- **WORK TO BE COMPLETED**:
Rename "leader-line" to "connector-line" in the lines of the material starting at the one containing "slice: [1014, 236, 1310, 600]" and ending at the one containing "slice: [1120, 188, 1340, 581]". Reproduce only those lines, with nothing else altered.

*** PROVIDED MATERIAL ***

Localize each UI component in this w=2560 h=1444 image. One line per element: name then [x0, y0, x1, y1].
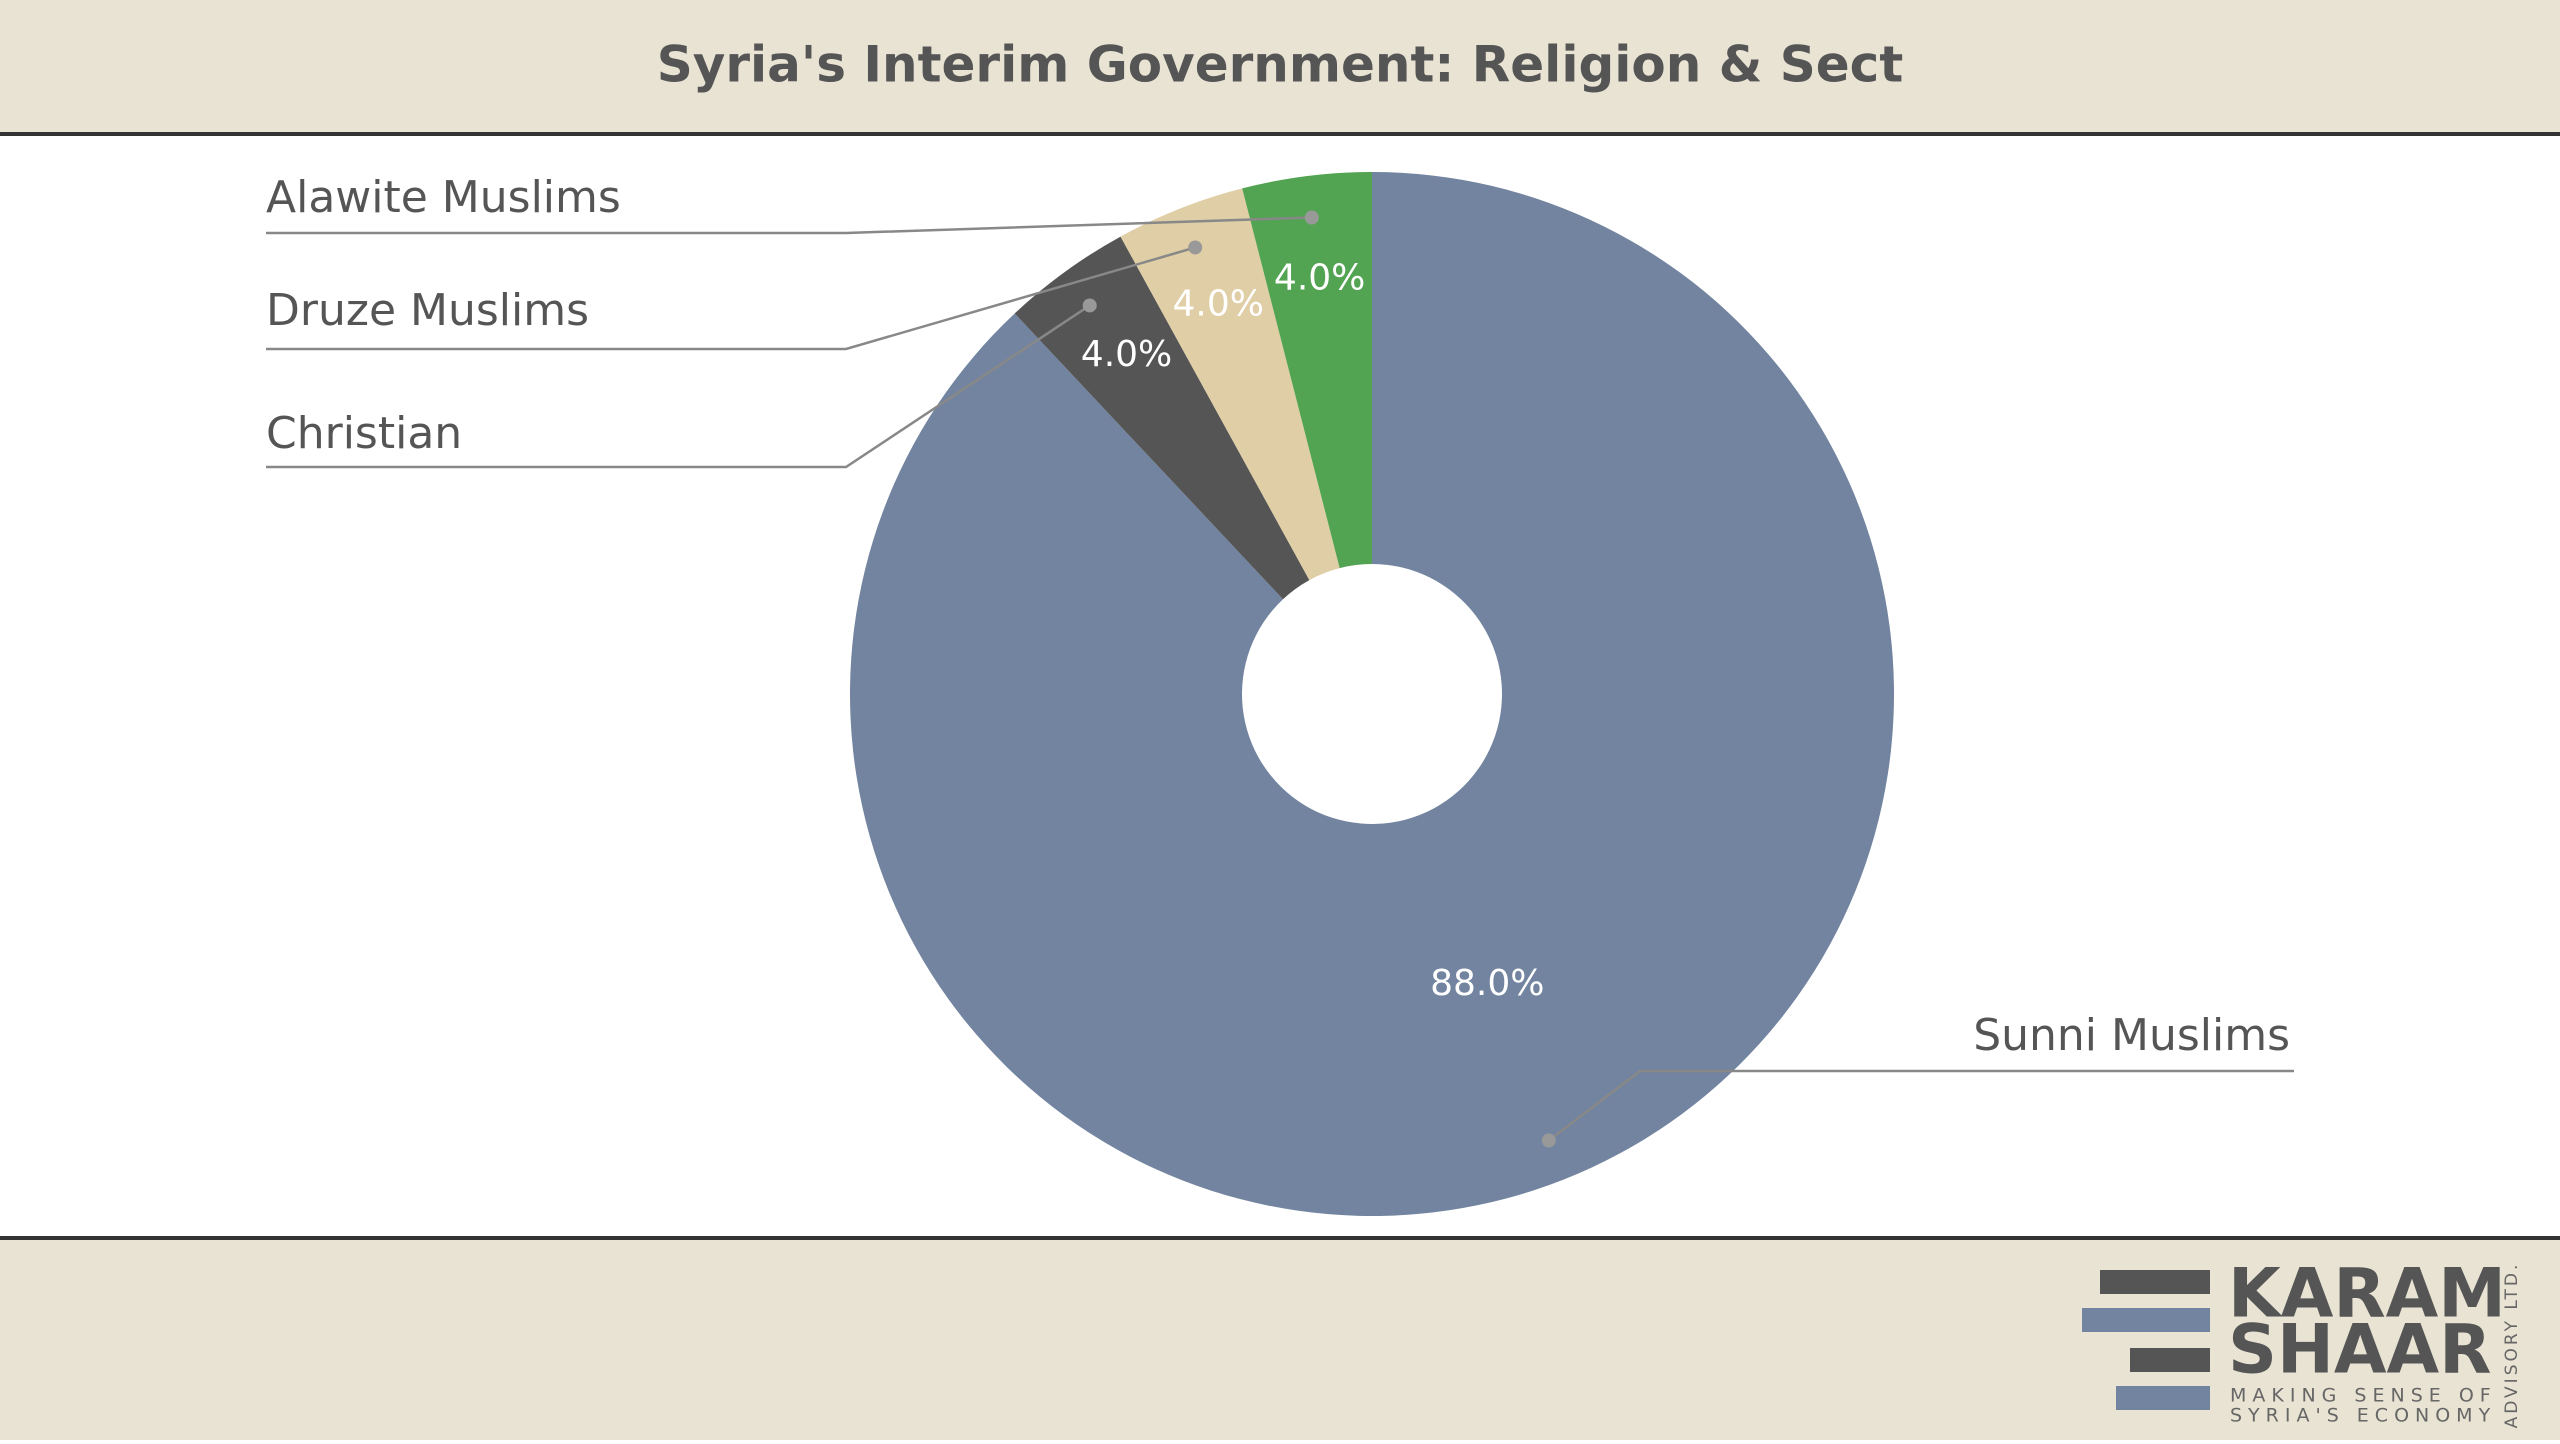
slice: [1014, 236, 1310, 600]
logo-text: SHAAR: [2228, 1311, 2492, 1390]
chart-title: Syria's Interim Government: Religion & S…: [657, 36, 1903, 94]
value-label: 4.0%: [1173, 284, 1264, 325]
category-label: Christian: [266, 408, 462, 459]
logo-side: ADVISORY LTD.: [2502, 1262, 2522, 1429]
leader-line: [266, 304, 1091, 469]
category-label: Alawite Muslims: [266, 172, 621, 223]
leader-dot: [1188, 240, 1203, 255]
slice: [1242, 172, 1372, 569]
leader-dot: [1304, 210, 1319, 225]
leader-line: [266, 246, 1196, 351]
logo-bar: [2116, 1386, 2210, 1410]
slice: [850, 172, 1894, 1216]
logo-tagline: MAKING SENSE OF: [2230, 1385, 2497, 1407]
leader-dot: [1541, 1133, 1556, 1148]
leader-line: [266, 216, 1312, 235]
logo-tagline: SYRIA'S ECONOMY: [2230, 1405, 2496, 1427]
logo-bar: [2082, 1308, 2210, 1332]
slice: [1120, 188, 1340, 581]
value-label: 4.0%: [1274, 258, 1365, 299]
category-label: Sunni Muslims: [1973, 1010, 2290, 1061]
value-label: 88.0%: [1430, 963, 1544, 1004]
logo: KARAM SHAAR MAKING SENSE OF SYRIA'S ECON…: [2082, 1255, 2522, 1429]
value-label: 4.0%: [1081, 334, 1172, 375]
leader-line: [1548, 1069, 2294, 1142]
header: [0, 0, 2560, 133]
logo-bar: [2130, 1348, 2210, 1372]
category-label: Druze Muslims: [266, 285, 589, 336]
logo-bar: [2100, 1270, 2210, 1294]
logo-text: KARAM: [2228, 1255, 2506, 1334]
leader-dot: [1082, 298, 1097, 313]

***

- **EXPECTED ANSWER**:
slice: [1014, 236, 1310, 600]
logo-text: SHAAR: [2228, 1311, 2492, 1390]
chart-title: Syria's Interim Government: Religion & S…: [657, 36, 1903, 94]
value-label: 4.0%: [1173, 284, 1264, 325]
category-label: Christian: [266, 408, 462, 459]
logo-side: ADVISORY LTD.: [2502, 1262, 2522, 1429]
connector-line: [266, 304, 1091, 469]
category-label: Alawite Muslims: [266, 172, 621, 223]
leader-dot: [1188, 240, 1203, 255]
slice: [1242, 172, 1372, 569]
leader-dot: [1304, 210, 1319, 225]
connector-line: [266, 246, 1196, 351]
logo-bar: [2116, 1386, 2210, 1410]
slice: [850, 172, 1894, 1216]
logo-tagline: MAKING SENSE OF: [2230, 1385, 2497, 1407]
leader-dot: [1541, 1133, 1556, 1148]
connector-line: [266, 216, 1312, 235]
logo-tagline: SYRIA'S ECONOMY: [2230, 1405, 2496, 1427]
logo-bar: [2082, 1308, 2210, 1332]
slice: [1120, 188, 1340, 581]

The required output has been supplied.